[Data records]
********

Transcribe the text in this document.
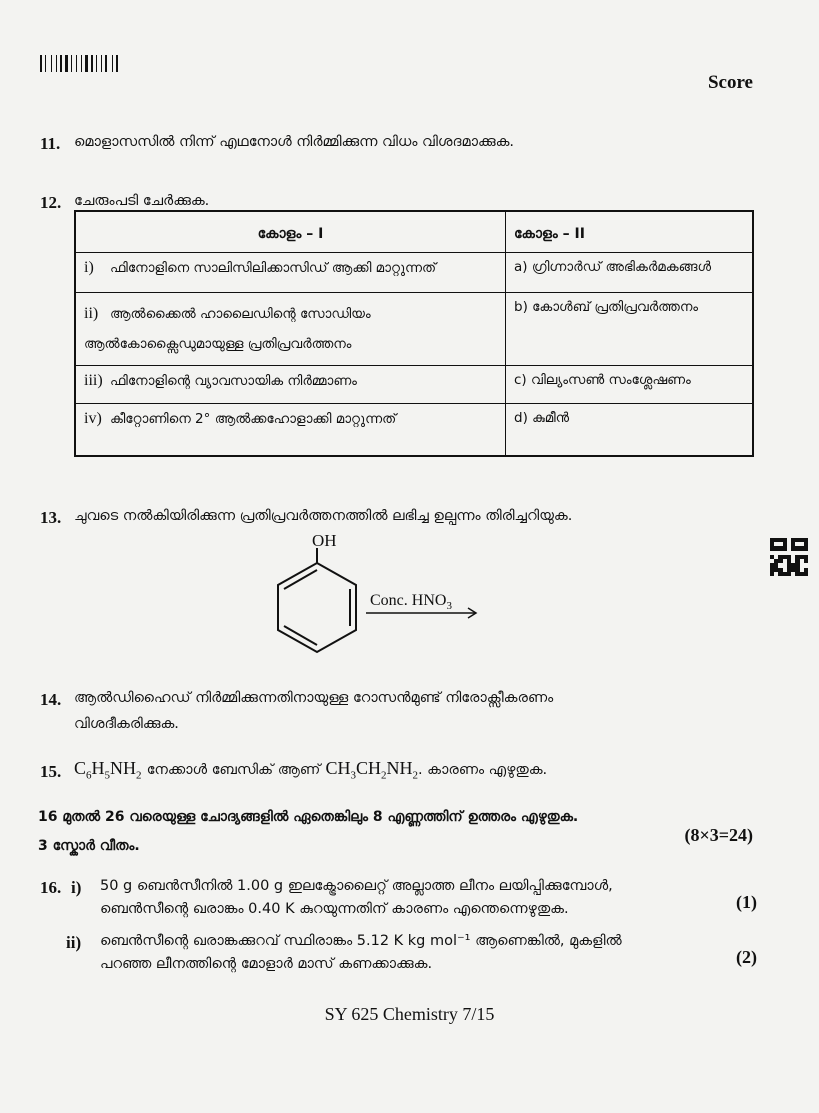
Score
11. മൊളാസസിൽ നിന്ന് എഥനോൾ നിർമ്മിക്കുന്ന വിധം വിശദമാക്കുക.
12. ചേരുംപടി ചേർക്കുക.
കോളം – I	കോളം – II
i) ഫിനോളിനെ സാലിസിലിക്കാസിഡ് ആക്കി മാറ്റുന്നത്	a) ഗ്രിഗ്നാർഡ് അഭികർമകങ്ങൾ
ii) ആൽക്കൈൽ ഹാലൈഡിന്റെ സോഡിയം ആൽകോക്സൈഡുമായുള്ള പ്രതിപ്രവർത്തനം	b) കോൾബ് പ്രതിപ്രവർത്തനം
iii) ഫിനോളിന്റെ വ്യാവസായിക നിർമ്മാണം	c) വില്യംസൺ സംശ്ലേഷണം
iv) കീറ്റോണിനെ 2° ആൽക്കഹോളാക്കി മാറ്റുന്നത്	d) കുമീൻ
13. ചുവടെ നൽകിയിരിക്കുന്ന പ്രതിപ്രവർത്തനത്തിൽ ലഭിച്ച ഉല്പന്നം തിരിച്ചറിയുക.
OH
Conc. $HNO_3$
14. ആൽഡിഹൈഡ് നിർമ്മിക്കുന്നതിനായുള്ള റോസൻമുണ്ട് നിരോക്സീകരണം
വിശദീകരിക്കുക.
15. $C_6H_5NH_2$ നേക്കാൾ ബേസിക് ആണ് $CH_3CH_2NH_2$. കാരണം എഴുതുക.
16 മുതൽ 26 വരെയുള്ള ചോദ്യങ്ങളിൽ ഏതെങ്കിലും 8 എണ്ണത്തിന് ഉത്തരം എഴുതുക.
3 സ്കോർ വീതം.
(8×3=24)
16. i) 50 g ബെൻസീനിൽ 1.00 g ഇലക്ട്രോലൈറ്റ് അല്ലാത്ത ലീനം ലയിപ്പിക്കുമ്പോൾ,
ബെൻസീന്റെ ഖരാങ്കം 0.40 K കുറയുന്നതിന് കാരണം എന്തെന്നെഴുതുക.	(1)
ii) ബെൻസീന്റെ ഖരാങ്കക്കുറവ് സ്ഥിരാങ്കം 5.12 K kg mol⁻¹ ആണെങ്കിൽ, മുകളിൽ
പറഞ്ഞ ലീനത്തിന്റെ മോളാർ മാസ് കണക്കാക്കുക.	(2)
SY 625 Chemistry 7/15
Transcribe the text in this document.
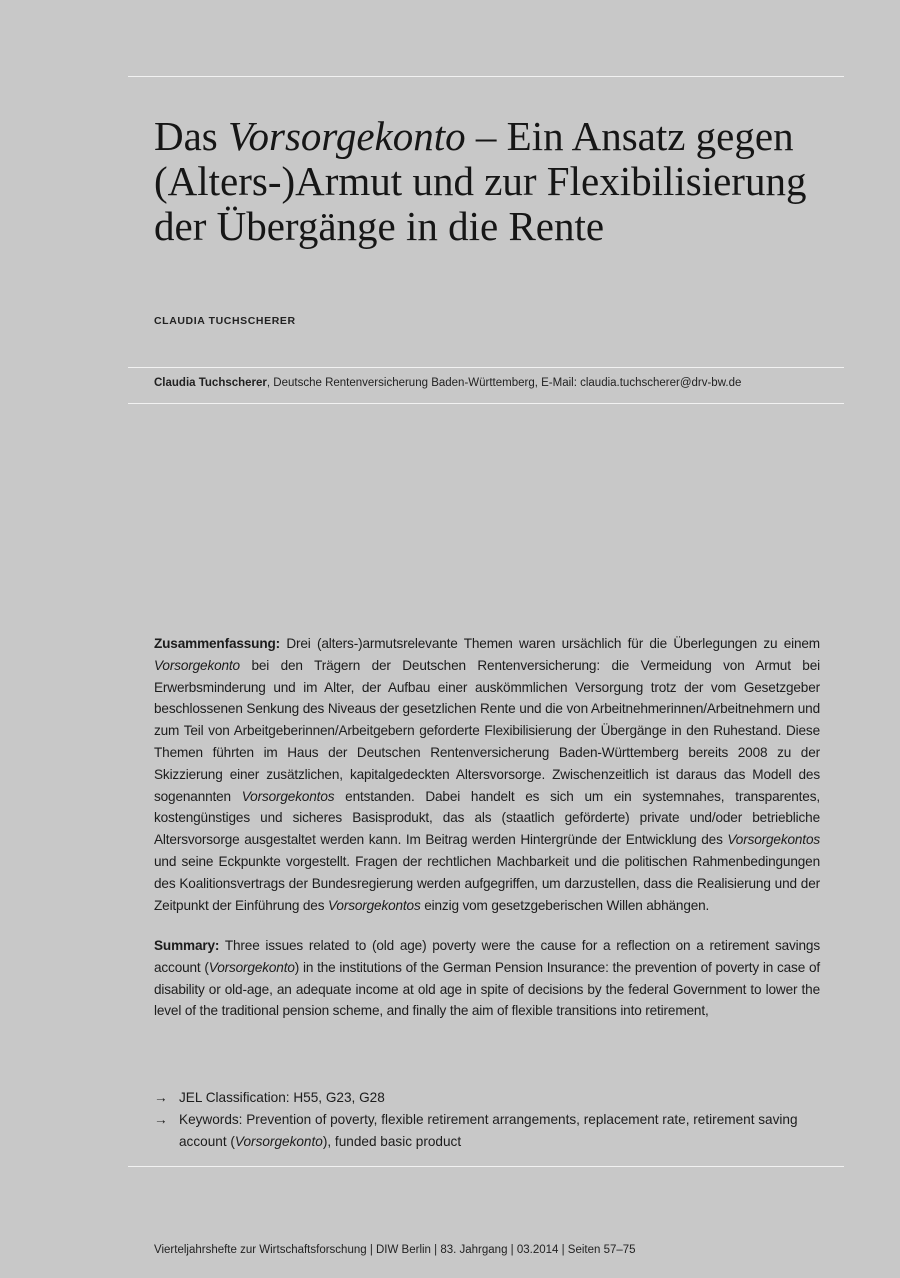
Das Vorsorgekonto – Ein Ansatz gegen (Alters-)Armut und zur Flexibilisierung der Übergänge in die Rente
CLAUDIA TUCHSCHERER
Claudia Tuchscherer, Deutsche Rentenversicherung Baden-Württemberg, E-Mail: claudia.tuchscherer@drv-bw.de

Zusammenfassung: Drei (alters-)armutsrelevante Themen waren ursächlich für die Überlegungen zu einem Vorsorgekonto bei den Trägern der Deutschen Rentenversicherung: die Vermeidung von Armut bei Erwerbsminderung und im Alter, der Aufbau einer auskömmlichen Versorgung trotz der vom Gesetzgeber beschlossenen Senkung des Niveaus der gesetzlichen Rente und die von Arbeitnehmerinnen/Arbeitnehmern und zum Teil von Arbeitgeberinnen/Arbeitgebern geforderte Flexibilisierung der Übergänge in den Ruhestand. Diese Themen führten im Haus der Deutschen Rentenversicherung Baden-Württemberg bereits 2008 zu der Skizzierung einer zusätzlichen, kapitalgedeckten Altersvorsorge. Zwischenzeitlich ist daraus das Modell des sogenannten Vorsorgekontos entstanden. Dabei handelt es sich um ein systemnahes, transparentes, kostengünstiges und sicheres Basisprodukt, das als (staatlich geförderte) private und/oder betriebliche Altersvorsorge ausgestaltet werden kann. Im Beitrag werden Hintergründe der Entwicklung des Vorsorgekontos und seine Eckpunkte vorgestellt. Fragen der rechtlichen Machbarkeit und die politischen Rahmenbedingungen des Koalitionsvertrags der Bundesregierung werden aufgegriffen, um darzustellen, dass die Realisierung und der Zeitpunkt der Einführung des Vorsorgekontos einzig vom gesetzgeberischen Willen abhängen.

Summary: Three issues related to (old age) poverty were the cause for a reflection on a retirement savings account (Vorsorgekonto) in the institutions of the German Pension Insurance: the prevention of poverty in case of disability or old-age, an adequate income at old age in spite of decisions by the federal Government to lower the level of the traditional pension scheme, and finally the aim of flexible transitions into retirement,

→ JEL Classification: H55, G23, G28
→ Keywords: Prevention of poverty, flexible retirement arrangements, replacement rate, retirement saving account (Vorsorgekonto), funded basic product
Vierteljahrshefte zur Wirtschaftsforschung | DIW Berlin | 83. Jahrgang | 03.2014 | Seiten 57–75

********

**Work instructions:**
Go through the material above and copy each line that has the word "Armut".

**The solution:**
Das Vorsorgekonto – Ein Ansatz gegen (Alters-)Armut und zur Flexibilisierung der Übergänge in die Rente
Zusammenfassung: Drei (alters-)armutsrelevante Themen waren ursächlich für die Überlegungen zu einem Vorsorgekonto bei den Trägern der Deutschen Rentenversicherung: die Vermeidung von Armut bei Erwerbsminderung und im Alter, der Aufbau einer auskömmlichen Versorgung trotz der vom Gesetzgeber beschlossenen Senkung des Niveaus der gesetzlichen Rente und die von Arbeitnehmerinnen/Arbeitnehmern und zum Teil von Arbeitgeberinnen/Arbeitgebern geforderte Flexibilisierung der Übergänge in den Ruhestand. Diese Themen führten im Haus der Deutschen Rentenversicherung Baden-Württemberg bereits 2008 zu der Skizzierung einer zusätzlichen, kapitalgedeckten Altersvorsorge. Zwischenzeitlich ist daraus das Modell des sogenannten Vorsorgekontos entstanden. Dabei handelt es sich um ein systemnahes, transparentes, kostengünstiges und sicheres Basisprodukt, das als (staatlich geförderte) private und/oder betriebliche Altersvorsorge ausgestaltet werden kann. Im Beitrag werden Hintergründe der Entwicklung des Vorsorgekontos und seine Eckpunkte vorgestellt. Fragen der rechtlichen Machbarkeit und die politischen Rahmenbedingungen des Koalitionsvertrags der Bundesregierung werden aufgegriffen, um darzustellen, dass die Realisierung und der Zeitpunkt der Einführung des Vorsorgekontos einzig vom gesetzgeberischen Willen abhängen.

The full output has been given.